Items from a figure collection
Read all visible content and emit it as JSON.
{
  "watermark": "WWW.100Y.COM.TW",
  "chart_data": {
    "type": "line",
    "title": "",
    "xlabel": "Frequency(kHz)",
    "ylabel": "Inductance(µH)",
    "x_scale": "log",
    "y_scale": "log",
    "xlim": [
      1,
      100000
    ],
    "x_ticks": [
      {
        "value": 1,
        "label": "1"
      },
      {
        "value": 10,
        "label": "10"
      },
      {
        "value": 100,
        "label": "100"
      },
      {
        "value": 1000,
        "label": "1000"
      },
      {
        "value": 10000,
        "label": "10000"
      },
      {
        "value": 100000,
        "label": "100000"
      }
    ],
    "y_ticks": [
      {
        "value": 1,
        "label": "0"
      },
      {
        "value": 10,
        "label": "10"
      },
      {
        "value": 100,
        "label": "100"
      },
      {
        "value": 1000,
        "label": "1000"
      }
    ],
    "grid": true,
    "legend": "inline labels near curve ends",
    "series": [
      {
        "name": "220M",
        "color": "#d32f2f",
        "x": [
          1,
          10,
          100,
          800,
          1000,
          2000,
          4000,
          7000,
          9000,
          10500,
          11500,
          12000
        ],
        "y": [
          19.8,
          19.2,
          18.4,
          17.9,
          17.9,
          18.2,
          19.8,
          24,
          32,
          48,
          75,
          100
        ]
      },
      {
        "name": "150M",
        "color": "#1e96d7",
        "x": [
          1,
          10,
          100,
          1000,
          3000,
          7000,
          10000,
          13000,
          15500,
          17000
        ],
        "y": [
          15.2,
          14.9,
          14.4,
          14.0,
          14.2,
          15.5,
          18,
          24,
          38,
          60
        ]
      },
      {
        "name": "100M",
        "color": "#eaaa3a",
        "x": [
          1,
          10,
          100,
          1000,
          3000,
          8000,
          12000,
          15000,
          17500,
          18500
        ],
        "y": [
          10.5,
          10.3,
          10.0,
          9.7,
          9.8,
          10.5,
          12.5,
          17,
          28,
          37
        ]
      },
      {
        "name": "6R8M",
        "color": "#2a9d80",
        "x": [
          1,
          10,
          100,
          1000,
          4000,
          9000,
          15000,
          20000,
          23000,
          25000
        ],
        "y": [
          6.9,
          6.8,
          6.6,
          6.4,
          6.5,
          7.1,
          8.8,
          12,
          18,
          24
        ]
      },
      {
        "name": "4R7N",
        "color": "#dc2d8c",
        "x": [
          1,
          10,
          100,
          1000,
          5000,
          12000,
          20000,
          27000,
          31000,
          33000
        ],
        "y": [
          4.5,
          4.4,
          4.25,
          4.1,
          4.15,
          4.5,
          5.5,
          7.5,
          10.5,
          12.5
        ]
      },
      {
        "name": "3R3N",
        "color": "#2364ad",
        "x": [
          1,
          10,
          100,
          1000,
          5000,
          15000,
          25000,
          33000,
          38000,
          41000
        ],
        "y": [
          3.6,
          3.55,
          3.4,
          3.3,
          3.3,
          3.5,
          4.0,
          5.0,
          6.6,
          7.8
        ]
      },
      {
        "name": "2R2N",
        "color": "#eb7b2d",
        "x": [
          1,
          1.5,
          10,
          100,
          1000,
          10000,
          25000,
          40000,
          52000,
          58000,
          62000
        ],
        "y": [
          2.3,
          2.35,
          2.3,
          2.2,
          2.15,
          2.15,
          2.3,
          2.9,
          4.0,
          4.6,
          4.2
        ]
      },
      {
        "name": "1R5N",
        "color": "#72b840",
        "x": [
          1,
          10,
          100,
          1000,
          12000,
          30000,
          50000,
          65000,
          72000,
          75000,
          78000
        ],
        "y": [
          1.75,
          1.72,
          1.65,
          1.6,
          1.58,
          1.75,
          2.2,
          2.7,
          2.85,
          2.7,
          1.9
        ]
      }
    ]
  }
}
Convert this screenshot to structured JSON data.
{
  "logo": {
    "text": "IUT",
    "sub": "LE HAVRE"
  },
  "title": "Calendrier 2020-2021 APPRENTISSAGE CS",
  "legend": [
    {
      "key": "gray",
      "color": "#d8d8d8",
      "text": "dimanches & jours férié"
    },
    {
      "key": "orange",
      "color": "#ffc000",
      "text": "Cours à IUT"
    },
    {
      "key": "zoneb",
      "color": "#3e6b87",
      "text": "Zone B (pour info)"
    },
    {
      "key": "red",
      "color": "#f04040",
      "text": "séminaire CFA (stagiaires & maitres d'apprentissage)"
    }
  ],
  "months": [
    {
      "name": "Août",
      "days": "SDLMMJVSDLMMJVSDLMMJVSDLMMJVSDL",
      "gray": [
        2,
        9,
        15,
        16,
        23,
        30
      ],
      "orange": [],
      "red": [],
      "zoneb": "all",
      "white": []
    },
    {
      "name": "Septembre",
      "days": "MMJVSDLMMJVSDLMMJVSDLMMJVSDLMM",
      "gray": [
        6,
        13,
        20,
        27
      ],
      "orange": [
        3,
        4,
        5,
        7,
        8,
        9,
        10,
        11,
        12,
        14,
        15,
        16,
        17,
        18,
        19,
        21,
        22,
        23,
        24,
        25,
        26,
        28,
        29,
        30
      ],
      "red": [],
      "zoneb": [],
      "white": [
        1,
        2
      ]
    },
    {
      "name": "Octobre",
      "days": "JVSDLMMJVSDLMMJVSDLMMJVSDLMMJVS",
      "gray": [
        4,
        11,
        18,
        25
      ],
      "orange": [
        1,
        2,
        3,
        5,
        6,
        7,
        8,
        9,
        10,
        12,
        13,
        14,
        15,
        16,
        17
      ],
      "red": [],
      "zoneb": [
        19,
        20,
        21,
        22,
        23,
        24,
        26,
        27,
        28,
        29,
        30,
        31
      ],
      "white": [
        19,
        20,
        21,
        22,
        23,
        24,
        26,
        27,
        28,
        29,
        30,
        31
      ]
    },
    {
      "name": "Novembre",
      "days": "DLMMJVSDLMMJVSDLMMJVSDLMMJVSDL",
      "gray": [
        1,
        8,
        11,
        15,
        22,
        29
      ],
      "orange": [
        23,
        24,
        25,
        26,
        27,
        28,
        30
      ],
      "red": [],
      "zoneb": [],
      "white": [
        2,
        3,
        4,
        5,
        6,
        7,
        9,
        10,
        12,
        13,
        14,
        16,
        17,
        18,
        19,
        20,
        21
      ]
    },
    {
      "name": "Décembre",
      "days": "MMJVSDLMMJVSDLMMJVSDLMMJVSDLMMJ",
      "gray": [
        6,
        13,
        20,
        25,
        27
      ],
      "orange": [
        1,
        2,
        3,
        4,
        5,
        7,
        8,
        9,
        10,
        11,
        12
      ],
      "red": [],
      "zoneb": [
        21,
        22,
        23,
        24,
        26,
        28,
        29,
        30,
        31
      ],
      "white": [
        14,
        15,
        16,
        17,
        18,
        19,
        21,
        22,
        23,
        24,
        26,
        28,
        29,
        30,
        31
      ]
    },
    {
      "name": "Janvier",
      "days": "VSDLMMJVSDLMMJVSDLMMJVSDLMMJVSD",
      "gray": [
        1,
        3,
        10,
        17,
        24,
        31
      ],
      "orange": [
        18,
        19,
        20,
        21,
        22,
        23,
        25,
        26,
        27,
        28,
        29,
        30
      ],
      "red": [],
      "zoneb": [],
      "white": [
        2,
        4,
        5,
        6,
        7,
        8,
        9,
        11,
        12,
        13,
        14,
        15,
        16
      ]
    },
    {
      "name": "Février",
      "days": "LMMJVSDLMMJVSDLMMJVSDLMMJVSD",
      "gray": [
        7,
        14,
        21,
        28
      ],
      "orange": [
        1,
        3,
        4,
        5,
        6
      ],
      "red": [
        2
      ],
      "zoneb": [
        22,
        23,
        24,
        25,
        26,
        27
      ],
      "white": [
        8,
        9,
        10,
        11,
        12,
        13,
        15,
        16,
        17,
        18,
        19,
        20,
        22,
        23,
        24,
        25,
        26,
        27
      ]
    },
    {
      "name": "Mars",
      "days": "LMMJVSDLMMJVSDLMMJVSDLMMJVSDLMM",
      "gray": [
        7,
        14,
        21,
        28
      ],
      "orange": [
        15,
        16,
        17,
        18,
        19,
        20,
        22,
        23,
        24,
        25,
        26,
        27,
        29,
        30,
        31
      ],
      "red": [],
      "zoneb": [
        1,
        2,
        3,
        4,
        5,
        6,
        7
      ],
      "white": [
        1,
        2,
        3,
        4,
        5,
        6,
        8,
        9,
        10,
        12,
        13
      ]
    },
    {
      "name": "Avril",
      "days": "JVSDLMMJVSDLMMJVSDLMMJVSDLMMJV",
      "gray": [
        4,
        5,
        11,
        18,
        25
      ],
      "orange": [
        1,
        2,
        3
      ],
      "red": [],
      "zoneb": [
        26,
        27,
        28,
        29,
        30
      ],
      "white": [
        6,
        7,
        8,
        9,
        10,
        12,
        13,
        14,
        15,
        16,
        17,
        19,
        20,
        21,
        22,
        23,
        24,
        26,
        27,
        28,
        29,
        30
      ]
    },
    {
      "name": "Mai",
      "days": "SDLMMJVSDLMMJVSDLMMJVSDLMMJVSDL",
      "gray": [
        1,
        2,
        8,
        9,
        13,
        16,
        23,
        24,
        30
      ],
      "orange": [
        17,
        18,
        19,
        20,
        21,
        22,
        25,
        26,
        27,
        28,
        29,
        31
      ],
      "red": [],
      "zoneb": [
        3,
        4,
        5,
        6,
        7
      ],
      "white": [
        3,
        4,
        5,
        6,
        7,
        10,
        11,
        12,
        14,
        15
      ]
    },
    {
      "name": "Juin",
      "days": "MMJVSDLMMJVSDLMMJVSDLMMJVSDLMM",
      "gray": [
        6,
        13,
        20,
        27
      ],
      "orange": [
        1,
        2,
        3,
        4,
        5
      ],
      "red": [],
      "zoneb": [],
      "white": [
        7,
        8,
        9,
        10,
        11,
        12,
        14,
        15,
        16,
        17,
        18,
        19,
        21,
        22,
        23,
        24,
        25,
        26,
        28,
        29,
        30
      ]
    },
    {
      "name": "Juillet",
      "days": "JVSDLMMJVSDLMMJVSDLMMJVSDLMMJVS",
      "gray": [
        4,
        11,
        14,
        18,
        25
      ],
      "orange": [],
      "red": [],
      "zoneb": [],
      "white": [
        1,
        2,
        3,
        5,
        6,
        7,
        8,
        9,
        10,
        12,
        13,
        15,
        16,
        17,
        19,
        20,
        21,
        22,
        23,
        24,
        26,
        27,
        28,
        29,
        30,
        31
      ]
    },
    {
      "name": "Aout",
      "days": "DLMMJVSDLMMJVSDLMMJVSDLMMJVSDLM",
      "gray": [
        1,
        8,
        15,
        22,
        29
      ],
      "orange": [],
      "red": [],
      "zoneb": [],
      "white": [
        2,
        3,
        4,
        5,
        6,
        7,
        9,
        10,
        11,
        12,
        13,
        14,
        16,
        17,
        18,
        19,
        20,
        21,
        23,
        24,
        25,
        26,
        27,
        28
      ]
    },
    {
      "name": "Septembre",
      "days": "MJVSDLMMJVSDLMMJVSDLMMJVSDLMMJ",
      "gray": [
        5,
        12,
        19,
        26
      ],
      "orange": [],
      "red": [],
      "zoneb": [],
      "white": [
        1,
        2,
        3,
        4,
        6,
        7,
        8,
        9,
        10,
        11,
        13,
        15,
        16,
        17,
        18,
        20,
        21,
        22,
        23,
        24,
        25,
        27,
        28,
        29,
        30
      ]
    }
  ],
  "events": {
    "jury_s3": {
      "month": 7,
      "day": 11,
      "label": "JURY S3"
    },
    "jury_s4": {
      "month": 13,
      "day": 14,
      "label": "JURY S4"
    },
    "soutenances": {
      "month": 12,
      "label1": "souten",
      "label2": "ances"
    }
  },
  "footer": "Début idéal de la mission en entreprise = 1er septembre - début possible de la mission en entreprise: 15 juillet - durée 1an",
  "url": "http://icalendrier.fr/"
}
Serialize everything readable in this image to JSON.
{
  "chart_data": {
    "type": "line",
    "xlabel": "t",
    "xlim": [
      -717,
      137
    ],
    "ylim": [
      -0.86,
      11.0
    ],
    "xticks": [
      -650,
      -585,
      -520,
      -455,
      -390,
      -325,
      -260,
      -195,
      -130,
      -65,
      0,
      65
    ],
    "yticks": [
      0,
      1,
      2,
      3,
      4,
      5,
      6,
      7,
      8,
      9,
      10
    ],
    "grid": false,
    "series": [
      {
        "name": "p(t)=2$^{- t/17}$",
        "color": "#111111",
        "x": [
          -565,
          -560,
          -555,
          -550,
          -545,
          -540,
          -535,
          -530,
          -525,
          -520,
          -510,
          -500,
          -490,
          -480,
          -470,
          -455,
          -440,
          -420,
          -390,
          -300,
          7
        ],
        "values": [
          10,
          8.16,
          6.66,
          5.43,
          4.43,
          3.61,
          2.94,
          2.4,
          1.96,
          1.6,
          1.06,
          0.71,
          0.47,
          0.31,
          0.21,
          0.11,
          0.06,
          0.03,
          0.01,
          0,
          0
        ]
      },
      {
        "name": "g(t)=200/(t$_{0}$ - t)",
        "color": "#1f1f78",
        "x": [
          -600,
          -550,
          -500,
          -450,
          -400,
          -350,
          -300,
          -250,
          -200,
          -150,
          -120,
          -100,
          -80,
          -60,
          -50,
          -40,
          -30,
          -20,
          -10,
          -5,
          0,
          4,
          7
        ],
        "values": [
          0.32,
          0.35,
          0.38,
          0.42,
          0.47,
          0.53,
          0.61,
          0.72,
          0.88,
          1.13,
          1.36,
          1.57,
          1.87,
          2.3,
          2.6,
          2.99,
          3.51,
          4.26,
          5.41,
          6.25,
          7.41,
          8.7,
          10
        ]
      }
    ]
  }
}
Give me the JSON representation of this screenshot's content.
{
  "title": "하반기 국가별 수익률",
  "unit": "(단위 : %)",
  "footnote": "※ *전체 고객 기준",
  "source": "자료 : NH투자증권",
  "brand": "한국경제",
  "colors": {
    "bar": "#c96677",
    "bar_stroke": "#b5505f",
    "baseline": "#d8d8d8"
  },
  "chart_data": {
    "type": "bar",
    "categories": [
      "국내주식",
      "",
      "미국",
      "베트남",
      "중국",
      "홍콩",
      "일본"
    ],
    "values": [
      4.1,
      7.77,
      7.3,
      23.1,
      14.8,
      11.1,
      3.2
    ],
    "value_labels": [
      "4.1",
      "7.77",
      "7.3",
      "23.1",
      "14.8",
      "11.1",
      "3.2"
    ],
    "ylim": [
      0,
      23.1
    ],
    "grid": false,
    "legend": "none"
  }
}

- **Objective**: Every line that holds the string "legend" should be returned.

- **Written answer**:
    "legend": "inline labels near curve ends",
  "legend": [
    "legend": "none"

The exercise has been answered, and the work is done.